**INPUT ROWS**.
>>>>>

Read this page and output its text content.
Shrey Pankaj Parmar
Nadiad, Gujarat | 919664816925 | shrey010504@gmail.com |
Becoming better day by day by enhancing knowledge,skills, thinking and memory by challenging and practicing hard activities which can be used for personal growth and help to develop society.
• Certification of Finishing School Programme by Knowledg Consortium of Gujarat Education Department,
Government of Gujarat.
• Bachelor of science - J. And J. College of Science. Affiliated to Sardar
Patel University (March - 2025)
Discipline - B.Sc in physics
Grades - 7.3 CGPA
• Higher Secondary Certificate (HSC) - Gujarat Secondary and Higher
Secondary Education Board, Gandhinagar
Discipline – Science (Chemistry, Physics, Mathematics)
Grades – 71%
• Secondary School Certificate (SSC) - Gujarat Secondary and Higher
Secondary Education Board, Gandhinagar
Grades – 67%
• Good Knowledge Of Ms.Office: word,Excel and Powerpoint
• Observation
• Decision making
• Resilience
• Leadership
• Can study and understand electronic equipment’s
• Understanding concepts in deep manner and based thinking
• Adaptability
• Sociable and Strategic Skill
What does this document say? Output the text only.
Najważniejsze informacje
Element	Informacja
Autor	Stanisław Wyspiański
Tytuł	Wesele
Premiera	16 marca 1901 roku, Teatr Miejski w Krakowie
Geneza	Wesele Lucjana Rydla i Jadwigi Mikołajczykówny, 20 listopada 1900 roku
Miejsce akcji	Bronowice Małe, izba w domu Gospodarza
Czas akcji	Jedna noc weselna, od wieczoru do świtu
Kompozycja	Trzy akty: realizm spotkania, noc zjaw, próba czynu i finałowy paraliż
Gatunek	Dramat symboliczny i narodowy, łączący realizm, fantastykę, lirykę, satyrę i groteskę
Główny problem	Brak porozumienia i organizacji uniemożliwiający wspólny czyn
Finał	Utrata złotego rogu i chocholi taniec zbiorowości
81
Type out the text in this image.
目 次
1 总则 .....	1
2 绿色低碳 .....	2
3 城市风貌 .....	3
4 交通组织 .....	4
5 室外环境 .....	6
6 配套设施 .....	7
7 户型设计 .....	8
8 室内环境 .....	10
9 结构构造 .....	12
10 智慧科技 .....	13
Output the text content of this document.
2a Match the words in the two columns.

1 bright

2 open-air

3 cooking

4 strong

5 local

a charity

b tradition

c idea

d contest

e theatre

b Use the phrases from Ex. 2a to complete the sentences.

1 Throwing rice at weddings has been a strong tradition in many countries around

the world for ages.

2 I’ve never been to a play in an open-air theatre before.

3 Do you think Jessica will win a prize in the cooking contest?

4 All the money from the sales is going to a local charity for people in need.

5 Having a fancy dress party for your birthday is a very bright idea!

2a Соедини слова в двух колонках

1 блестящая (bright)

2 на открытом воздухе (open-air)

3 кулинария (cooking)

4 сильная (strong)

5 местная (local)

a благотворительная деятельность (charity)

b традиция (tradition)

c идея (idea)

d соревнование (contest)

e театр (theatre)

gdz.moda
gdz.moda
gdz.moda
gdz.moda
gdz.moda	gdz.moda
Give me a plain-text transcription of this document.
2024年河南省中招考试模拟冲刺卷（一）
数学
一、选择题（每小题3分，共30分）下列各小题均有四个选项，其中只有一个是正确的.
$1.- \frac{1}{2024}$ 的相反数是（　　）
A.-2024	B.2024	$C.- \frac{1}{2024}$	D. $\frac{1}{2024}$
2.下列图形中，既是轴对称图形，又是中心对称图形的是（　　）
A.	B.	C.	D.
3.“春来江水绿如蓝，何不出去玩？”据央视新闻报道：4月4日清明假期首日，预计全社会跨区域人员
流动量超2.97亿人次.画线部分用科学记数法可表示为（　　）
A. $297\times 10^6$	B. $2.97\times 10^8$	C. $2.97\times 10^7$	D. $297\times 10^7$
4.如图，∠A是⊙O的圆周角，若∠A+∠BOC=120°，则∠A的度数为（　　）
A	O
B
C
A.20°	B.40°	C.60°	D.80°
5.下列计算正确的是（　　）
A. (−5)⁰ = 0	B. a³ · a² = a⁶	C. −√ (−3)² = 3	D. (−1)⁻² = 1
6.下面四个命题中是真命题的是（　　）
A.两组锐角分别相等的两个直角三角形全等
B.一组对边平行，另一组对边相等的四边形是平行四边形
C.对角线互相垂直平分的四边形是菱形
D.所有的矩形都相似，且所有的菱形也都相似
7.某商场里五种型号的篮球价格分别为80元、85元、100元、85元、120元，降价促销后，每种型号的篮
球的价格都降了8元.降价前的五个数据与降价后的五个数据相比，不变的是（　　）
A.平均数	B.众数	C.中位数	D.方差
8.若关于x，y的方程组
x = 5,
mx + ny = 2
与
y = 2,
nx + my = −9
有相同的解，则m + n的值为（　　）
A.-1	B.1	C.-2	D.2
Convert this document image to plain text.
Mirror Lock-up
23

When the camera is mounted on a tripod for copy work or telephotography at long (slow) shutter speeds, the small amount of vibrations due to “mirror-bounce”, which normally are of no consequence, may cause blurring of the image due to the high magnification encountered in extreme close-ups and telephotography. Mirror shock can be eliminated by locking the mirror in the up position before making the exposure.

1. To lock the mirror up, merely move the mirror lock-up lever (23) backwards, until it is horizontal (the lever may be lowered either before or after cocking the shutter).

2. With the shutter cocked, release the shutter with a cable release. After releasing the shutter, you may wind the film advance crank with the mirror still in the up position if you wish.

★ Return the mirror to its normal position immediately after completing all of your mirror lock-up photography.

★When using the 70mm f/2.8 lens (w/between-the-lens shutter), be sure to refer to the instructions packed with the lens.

<<<<<

**TASK INSTRUCTIONS**.
For each line above that contains the word "frac", copy that line.

**FINISHED TASK**.
$1.- \frac{1}{2024}$ 的相反数是（　　）
A.-2024	B.2024	$C.- \frac{1}{2024}$	D. $\frac{1}{2024}$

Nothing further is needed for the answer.